-- START OF Data for this task --
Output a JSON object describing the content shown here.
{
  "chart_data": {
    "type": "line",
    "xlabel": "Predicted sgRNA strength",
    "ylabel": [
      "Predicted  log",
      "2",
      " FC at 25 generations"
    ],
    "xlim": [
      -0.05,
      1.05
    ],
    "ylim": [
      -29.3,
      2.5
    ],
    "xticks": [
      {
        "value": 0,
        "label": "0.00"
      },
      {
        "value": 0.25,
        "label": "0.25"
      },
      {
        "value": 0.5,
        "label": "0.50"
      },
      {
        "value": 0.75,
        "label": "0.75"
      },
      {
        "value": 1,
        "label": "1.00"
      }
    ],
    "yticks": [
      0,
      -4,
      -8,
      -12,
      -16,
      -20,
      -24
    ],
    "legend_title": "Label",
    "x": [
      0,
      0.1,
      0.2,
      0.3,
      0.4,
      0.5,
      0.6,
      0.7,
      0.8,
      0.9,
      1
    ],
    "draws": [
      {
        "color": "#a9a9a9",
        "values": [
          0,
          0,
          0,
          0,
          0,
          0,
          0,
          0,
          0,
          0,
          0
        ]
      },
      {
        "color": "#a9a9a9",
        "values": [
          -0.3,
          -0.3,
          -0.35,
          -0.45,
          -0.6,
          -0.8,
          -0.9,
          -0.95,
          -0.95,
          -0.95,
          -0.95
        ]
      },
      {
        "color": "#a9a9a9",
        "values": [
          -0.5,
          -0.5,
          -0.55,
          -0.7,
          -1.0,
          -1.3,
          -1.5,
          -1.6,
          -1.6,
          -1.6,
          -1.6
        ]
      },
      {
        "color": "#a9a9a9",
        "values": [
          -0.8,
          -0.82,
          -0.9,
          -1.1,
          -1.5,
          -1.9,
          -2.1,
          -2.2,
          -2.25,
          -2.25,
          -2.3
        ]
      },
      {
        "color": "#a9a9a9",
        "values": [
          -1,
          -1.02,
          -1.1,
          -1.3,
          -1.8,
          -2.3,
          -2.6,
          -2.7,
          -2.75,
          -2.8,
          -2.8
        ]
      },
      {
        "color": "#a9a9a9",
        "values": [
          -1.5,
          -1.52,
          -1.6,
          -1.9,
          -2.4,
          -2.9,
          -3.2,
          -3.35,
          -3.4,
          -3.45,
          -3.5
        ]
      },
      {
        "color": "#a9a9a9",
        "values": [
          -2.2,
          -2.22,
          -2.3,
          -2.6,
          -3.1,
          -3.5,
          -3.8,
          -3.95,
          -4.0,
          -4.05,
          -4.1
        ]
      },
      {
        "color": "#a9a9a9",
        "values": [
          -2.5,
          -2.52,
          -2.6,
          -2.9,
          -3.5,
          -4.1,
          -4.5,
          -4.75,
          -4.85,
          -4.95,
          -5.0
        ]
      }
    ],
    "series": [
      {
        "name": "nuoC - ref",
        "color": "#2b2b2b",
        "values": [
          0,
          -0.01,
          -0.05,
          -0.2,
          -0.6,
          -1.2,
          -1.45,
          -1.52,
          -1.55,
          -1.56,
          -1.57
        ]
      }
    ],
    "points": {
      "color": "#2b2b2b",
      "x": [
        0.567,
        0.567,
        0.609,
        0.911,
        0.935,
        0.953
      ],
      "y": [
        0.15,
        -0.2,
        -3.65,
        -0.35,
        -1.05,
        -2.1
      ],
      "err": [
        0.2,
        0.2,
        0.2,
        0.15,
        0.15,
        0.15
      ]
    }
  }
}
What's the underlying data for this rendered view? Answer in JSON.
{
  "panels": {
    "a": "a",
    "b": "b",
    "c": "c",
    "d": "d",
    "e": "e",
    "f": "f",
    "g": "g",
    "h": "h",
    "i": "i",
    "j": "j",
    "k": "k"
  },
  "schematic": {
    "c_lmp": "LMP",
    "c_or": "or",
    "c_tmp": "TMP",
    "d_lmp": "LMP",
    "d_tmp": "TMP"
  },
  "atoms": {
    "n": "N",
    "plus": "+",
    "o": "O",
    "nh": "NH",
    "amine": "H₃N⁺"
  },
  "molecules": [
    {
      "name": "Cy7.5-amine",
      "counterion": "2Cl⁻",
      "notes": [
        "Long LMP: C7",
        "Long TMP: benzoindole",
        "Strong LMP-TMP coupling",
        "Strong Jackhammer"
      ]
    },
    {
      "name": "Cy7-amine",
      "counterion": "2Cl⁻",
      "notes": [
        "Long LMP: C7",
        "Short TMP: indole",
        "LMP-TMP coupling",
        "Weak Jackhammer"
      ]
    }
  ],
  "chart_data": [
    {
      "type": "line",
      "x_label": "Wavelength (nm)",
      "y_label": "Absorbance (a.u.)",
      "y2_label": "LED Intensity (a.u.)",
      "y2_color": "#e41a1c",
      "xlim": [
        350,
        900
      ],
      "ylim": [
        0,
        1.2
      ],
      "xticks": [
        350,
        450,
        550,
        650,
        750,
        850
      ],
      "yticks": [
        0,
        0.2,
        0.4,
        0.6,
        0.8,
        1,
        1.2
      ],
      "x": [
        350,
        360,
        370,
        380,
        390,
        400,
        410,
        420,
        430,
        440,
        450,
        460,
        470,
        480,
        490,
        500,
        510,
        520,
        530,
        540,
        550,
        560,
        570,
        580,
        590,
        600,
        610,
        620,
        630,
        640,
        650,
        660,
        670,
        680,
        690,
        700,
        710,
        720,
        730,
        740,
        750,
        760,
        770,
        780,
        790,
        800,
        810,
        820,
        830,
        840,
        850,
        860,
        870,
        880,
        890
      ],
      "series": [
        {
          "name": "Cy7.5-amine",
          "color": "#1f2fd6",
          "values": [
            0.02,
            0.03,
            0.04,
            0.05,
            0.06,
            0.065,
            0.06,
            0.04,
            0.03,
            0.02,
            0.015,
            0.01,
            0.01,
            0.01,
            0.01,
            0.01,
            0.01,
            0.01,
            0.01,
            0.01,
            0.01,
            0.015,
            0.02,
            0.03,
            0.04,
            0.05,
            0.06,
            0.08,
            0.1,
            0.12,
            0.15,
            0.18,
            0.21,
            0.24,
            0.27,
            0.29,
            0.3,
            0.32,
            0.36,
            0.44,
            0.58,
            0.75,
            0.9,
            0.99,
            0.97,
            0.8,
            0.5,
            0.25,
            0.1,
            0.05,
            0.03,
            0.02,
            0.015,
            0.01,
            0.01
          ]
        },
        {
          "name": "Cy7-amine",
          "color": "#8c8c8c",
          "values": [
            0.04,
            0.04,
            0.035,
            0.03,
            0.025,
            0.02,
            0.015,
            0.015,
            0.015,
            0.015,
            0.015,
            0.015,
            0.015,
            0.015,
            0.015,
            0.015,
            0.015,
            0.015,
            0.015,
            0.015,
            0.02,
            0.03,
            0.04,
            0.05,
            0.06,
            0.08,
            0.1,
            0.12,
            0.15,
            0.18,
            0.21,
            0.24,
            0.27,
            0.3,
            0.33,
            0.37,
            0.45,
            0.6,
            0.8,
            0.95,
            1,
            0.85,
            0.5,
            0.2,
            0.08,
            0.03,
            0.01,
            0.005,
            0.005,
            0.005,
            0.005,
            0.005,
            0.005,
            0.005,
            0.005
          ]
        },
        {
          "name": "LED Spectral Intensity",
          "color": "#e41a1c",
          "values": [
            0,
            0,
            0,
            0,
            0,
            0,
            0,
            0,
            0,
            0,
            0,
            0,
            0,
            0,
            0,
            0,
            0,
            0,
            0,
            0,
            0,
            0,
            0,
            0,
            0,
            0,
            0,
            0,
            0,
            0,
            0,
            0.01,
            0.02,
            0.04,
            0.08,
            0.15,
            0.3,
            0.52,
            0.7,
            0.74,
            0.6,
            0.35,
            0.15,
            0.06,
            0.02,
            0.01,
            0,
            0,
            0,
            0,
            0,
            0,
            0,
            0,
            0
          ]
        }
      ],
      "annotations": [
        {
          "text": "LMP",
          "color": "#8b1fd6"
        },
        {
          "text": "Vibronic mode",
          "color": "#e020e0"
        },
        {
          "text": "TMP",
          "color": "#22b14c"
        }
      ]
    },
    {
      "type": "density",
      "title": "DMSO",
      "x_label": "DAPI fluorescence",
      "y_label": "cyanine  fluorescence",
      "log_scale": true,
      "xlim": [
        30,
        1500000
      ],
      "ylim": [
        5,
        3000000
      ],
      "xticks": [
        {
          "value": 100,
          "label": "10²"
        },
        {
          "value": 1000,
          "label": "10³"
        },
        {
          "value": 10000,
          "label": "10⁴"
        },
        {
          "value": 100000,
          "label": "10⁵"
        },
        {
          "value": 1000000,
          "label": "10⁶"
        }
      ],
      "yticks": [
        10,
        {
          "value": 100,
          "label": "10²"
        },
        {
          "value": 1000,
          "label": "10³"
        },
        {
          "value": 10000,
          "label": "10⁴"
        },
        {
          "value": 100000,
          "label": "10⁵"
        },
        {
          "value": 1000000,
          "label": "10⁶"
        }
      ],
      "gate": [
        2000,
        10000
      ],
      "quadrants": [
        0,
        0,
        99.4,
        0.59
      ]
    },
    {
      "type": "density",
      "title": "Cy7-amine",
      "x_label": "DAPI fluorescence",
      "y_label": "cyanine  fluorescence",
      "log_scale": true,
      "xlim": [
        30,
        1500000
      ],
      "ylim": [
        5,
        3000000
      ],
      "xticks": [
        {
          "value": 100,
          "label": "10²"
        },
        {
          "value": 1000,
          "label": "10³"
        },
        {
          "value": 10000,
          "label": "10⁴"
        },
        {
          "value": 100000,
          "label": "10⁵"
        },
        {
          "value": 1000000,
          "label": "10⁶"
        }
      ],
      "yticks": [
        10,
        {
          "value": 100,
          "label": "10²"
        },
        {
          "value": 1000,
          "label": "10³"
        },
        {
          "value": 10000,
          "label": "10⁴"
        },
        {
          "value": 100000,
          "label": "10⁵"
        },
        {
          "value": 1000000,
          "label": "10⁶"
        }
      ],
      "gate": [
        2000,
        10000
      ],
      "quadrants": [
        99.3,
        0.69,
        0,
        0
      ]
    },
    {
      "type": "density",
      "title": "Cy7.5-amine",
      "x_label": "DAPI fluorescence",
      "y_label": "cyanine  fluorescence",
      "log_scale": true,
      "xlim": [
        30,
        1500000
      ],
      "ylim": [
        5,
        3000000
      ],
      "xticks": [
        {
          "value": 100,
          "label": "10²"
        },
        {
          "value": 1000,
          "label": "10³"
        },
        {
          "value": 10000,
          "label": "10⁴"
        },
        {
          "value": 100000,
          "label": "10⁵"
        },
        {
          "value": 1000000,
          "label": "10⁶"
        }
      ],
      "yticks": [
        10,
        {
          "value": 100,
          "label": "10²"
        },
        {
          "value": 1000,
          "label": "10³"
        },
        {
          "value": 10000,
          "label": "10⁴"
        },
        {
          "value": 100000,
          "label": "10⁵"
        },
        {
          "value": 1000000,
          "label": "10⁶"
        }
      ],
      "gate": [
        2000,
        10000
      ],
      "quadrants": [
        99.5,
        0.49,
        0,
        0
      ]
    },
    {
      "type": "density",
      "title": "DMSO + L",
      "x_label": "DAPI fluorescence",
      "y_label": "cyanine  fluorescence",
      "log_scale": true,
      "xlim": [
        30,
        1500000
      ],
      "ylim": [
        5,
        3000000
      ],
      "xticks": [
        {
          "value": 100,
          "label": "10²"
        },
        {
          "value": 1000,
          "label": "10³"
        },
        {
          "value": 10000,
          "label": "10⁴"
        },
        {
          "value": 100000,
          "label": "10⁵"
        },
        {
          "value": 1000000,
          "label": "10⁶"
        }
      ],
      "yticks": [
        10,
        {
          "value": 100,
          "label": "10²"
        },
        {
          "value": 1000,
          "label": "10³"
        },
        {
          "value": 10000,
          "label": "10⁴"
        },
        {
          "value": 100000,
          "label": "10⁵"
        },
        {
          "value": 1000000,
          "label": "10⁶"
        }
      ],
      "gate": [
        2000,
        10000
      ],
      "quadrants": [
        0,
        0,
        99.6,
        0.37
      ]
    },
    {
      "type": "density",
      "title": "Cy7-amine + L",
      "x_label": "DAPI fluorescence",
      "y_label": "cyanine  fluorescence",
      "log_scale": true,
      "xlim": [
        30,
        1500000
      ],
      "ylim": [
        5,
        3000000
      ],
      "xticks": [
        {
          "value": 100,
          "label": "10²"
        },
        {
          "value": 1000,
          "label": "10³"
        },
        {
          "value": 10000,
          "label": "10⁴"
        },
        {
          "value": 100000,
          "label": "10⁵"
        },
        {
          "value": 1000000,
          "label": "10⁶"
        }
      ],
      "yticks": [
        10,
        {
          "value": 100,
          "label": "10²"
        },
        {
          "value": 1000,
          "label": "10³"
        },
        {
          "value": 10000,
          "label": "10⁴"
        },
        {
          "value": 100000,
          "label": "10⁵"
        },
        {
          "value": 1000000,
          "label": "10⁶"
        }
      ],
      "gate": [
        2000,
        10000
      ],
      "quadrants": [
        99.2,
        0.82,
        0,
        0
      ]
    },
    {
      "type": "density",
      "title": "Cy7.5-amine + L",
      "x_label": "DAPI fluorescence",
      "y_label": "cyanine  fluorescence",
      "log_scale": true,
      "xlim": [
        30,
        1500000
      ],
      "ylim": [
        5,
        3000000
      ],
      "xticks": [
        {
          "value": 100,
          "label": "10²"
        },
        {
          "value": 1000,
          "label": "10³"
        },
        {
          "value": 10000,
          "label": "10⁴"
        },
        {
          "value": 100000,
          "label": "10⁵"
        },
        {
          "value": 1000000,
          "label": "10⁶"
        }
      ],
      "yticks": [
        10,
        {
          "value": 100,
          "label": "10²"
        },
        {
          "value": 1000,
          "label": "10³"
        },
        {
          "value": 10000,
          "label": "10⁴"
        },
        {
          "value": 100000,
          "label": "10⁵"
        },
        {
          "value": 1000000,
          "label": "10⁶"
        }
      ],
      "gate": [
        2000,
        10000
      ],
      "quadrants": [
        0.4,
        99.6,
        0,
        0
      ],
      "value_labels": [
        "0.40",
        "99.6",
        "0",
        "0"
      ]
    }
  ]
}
-- END OF Data for this task --
● **Task objective**:
Single out each line of the records above with the string "Strong" in it, and copy it.

● **Task result**:
        "Strong LMP-TMP coupling",
        "Strong Jackhammer"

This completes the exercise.